**Set problem**.
Note each line that includes the word "text". Copy those lines.

**** Extracted information ****

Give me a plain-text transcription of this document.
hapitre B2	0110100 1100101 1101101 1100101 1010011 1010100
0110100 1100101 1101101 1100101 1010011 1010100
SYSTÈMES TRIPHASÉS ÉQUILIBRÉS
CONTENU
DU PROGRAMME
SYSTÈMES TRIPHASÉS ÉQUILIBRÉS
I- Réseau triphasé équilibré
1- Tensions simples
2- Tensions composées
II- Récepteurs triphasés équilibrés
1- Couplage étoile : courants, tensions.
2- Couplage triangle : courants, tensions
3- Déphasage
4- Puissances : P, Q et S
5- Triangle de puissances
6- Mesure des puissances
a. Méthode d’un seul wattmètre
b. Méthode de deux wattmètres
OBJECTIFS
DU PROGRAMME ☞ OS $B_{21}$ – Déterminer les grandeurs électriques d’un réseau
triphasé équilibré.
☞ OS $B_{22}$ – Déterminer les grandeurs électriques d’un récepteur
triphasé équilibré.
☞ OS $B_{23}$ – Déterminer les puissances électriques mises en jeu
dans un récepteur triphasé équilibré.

****
**** Extracted information ****

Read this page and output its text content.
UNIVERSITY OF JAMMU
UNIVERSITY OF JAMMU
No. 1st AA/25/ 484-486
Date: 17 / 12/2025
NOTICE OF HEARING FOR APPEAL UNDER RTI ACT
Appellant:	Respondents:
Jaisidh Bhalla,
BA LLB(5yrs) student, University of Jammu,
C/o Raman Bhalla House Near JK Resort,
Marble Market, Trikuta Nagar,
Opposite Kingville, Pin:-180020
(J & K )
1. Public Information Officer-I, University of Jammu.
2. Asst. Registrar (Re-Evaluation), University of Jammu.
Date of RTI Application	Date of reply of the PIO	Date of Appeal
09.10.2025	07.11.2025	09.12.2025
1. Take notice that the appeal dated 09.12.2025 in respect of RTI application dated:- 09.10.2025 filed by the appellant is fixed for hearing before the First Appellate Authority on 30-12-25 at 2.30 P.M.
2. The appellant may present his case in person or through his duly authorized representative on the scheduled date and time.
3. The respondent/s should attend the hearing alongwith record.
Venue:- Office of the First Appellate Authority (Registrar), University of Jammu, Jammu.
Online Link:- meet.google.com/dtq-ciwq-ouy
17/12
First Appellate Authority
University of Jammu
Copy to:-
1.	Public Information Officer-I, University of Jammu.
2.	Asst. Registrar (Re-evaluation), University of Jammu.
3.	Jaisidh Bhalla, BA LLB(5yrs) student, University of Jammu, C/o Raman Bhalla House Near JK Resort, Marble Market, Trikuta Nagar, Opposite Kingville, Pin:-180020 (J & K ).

****

**Output of the task**.
Give me a plain-text transcription of this document.
Read this page and output its text content.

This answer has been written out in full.